• Data section:
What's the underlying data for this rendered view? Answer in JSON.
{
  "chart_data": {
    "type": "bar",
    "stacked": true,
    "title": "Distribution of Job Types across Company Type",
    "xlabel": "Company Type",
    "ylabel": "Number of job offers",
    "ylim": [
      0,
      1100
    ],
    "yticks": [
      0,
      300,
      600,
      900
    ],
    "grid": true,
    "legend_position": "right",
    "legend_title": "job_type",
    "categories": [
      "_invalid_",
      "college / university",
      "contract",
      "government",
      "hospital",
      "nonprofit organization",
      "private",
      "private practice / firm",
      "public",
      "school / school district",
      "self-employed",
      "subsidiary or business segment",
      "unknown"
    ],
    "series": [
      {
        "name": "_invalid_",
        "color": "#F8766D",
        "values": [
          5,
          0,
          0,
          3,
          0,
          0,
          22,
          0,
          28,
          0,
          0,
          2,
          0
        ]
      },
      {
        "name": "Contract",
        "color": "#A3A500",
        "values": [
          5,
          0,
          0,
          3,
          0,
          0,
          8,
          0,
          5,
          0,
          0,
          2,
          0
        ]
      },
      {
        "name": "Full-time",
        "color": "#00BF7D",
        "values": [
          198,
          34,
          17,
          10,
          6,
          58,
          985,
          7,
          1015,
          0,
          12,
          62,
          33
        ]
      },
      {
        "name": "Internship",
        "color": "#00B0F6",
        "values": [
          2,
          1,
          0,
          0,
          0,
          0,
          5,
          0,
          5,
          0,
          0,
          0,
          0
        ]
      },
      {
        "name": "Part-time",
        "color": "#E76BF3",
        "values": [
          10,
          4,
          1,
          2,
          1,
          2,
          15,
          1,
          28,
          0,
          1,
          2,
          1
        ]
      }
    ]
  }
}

• What the task requires: Scan the material and collect every line that contains "Company".

• Full answer:
    "title": "Distribution of Job Types across Company Type",
    "xlabel": "Company Type",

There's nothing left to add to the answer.